*Requirement*
Scan the records below. List lines holding "PENYAKIT".

[Stored records]
☆ ☆ ☆ ☆ ☆
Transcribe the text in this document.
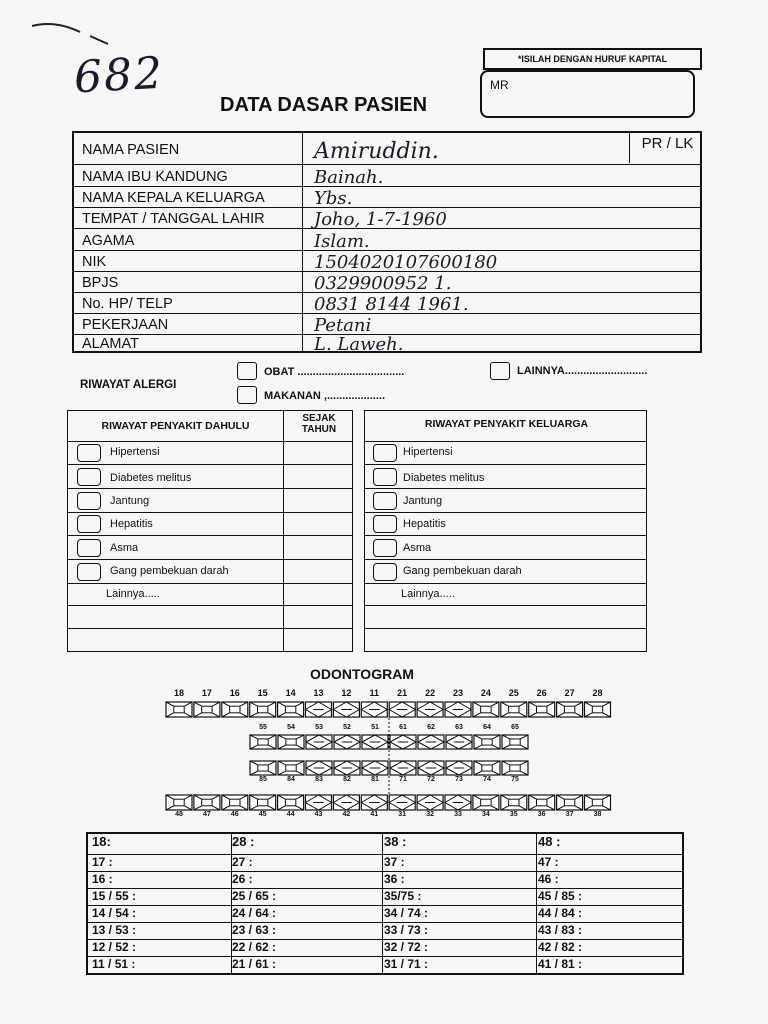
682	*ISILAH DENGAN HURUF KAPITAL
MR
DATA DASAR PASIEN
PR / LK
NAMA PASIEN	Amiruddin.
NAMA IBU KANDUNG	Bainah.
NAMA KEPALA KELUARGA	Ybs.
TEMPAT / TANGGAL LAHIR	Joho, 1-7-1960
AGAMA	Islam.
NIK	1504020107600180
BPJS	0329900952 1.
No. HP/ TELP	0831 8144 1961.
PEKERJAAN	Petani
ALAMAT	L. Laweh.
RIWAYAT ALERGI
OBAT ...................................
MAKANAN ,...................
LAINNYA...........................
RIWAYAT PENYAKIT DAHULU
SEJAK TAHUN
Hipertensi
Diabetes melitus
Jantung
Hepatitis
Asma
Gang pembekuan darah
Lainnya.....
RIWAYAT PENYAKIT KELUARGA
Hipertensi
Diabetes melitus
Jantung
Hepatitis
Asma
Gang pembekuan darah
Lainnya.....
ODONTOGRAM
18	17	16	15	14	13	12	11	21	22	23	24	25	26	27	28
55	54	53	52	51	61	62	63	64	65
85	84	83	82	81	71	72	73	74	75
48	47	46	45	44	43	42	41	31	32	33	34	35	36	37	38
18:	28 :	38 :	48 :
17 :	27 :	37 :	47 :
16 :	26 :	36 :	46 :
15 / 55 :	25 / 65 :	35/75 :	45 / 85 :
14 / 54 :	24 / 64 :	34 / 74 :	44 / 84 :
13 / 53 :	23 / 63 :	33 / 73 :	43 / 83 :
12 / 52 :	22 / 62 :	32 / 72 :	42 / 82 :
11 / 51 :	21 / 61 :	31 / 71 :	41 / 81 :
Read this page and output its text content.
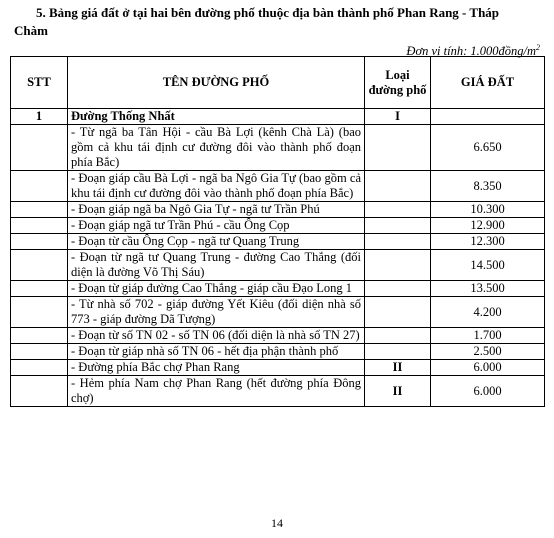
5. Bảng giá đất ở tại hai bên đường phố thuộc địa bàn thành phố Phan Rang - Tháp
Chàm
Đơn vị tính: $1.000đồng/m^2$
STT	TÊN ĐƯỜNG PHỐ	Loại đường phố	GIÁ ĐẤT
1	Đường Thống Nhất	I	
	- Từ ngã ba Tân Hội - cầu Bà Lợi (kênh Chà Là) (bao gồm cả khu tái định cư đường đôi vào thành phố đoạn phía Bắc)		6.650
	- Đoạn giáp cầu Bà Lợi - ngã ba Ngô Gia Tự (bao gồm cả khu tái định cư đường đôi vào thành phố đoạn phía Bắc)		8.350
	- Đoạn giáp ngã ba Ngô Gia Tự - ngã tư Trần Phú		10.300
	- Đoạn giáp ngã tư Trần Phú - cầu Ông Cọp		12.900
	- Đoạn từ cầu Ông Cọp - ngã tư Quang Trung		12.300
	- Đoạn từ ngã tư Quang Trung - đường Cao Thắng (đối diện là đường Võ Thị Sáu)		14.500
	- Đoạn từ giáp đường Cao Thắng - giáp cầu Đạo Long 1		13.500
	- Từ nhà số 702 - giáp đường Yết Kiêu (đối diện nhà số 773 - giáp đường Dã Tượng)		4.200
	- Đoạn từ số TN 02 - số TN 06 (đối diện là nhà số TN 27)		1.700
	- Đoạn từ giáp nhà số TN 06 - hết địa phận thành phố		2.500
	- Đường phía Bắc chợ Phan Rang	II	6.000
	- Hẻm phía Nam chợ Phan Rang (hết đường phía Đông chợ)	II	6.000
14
☆ ☆ ☆ ☆ ☆
*Reply*
RIWAYAT PENYAKIT DAHULU
RIWAYAT PENYAKIT KELUARGA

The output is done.